Directions: Copy every line from the material below that holds "temperature".

Records:
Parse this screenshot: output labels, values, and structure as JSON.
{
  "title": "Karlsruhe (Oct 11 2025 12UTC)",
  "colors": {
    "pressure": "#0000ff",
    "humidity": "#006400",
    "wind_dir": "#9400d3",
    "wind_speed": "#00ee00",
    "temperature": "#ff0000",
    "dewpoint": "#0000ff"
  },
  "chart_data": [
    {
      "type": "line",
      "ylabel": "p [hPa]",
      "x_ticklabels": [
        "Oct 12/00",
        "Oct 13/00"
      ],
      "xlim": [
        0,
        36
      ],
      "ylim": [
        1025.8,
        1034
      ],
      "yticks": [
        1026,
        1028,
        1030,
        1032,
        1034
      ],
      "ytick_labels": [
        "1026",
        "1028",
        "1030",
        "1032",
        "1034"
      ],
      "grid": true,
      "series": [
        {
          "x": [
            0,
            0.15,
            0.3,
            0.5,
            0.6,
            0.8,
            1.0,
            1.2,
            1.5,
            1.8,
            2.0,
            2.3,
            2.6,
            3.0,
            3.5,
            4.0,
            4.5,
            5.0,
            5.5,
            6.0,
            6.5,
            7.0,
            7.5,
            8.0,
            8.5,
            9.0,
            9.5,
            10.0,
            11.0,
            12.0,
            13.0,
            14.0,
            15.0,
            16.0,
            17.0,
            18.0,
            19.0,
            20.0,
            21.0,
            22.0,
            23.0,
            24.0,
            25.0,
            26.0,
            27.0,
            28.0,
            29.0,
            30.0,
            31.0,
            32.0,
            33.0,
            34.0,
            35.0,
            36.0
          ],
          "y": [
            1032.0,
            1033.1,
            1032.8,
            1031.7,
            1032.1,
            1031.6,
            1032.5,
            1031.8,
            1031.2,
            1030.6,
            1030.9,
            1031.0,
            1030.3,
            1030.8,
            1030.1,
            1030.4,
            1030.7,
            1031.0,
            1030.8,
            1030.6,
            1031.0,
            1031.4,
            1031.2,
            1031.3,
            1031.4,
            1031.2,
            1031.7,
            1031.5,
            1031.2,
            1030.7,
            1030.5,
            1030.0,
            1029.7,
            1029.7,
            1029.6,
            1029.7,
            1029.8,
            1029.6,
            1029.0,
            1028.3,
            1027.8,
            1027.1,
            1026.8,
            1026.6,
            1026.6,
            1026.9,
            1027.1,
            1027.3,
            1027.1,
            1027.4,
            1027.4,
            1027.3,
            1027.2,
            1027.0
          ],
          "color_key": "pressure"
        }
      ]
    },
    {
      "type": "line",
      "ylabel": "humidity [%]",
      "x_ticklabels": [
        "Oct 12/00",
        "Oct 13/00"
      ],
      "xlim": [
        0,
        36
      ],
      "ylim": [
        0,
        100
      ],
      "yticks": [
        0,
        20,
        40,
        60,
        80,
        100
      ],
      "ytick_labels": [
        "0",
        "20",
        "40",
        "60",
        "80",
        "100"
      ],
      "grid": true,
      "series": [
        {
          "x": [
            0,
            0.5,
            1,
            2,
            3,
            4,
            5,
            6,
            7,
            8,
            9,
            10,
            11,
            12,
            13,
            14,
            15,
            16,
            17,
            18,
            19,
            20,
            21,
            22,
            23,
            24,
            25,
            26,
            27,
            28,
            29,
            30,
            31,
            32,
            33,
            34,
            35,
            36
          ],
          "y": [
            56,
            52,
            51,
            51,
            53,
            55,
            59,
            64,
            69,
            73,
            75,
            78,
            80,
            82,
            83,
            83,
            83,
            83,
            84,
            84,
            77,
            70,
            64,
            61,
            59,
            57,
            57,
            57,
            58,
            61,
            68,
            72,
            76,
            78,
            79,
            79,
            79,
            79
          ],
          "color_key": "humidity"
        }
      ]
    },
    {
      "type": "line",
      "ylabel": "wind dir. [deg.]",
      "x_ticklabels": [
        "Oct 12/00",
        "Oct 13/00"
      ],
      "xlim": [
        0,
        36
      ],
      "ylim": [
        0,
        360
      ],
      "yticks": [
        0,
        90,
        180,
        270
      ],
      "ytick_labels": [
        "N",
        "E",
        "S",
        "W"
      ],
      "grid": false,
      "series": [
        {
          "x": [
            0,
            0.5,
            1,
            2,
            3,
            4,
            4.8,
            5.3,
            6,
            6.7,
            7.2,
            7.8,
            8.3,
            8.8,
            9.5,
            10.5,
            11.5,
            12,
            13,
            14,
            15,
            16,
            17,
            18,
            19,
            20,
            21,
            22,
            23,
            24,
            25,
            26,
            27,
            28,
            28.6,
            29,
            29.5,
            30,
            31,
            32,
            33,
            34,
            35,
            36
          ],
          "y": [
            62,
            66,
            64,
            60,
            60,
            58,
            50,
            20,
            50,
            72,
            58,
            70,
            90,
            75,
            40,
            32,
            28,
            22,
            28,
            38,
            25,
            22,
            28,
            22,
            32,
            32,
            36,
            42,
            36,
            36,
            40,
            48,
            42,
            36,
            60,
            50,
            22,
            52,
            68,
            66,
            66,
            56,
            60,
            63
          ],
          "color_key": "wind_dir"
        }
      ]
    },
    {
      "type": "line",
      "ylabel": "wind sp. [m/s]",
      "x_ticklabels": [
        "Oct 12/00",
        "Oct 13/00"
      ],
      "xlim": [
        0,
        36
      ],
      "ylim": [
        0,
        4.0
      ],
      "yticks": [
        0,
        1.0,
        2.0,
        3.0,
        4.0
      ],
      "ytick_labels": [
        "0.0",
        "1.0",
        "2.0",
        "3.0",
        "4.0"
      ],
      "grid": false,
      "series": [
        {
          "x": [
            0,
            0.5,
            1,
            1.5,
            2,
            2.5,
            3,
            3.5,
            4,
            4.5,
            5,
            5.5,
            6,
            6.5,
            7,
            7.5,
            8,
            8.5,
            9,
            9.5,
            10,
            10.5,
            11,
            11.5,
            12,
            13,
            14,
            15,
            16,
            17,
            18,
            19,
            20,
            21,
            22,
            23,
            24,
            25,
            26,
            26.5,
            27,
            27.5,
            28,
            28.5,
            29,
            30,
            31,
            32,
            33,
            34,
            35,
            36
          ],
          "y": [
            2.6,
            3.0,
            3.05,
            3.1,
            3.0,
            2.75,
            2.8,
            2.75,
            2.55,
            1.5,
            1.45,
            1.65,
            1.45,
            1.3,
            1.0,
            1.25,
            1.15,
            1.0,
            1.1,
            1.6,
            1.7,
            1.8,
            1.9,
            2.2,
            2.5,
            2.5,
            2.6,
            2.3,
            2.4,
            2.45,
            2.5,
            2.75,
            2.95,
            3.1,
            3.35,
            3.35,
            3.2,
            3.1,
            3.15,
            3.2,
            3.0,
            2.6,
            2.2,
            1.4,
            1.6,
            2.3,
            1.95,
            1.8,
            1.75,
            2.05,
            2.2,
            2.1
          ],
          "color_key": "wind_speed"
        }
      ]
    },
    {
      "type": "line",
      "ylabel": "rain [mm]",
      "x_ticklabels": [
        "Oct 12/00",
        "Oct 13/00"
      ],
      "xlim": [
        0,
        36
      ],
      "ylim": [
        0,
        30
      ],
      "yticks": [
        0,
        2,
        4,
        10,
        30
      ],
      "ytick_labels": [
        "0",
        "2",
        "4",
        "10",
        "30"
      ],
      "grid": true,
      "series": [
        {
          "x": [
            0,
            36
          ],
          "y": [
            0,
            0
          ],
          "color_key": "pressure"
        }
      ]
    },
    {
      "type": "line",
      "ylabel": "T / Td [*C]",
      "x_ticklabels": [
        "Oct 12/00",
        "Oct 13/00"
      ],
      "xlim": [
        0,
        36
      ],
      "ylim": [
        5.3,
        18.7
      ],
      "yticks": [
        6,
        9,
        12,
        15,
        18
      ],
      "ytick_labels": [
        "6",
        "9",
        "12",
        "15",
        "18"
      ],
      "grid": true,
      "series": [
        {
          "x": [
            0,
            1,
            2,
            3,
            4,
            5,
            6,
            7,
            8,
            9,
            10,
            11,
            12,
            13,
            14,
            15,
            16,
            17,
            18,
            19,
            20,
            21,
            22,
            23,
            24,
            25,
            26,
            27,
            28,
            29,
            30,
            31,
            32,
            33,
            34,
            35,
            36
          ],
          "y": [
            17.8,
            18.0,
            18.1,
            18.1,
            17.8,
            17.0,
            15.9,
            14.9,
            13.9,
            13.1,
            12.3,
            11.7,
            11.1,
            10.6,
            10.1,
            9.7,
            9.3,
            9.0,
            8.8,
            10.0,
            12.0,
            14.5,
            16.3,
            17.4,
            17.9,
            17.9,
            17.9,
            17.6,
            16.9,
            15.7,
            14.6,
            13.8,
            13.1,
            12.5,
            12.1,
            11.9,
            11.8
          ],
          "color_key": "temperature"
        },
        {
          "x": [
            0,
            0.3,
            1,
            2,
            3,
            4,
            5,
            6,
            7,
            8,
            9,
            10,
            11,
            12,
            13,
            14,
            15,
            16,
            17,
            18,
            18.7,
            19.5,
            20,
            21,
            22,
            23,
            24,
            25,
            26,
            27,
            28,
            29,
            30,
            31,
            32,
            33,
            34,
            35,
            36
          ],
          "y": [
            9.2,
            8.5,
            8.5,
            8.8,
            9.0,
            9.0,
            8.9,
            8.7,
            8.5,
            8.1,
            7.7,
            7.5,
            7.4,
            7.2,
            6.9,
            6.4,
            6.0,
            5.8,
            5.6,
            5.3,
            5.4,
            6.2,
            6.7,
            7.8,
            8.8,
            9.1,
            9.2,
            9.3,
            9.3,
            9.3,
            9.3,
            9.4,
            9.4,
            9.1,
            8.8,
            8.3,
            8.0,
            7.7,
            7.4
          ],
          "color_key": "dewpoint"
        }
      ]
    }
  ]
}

Written solution:
    "temperature": "#ff0000",
          "color_key": "temperature"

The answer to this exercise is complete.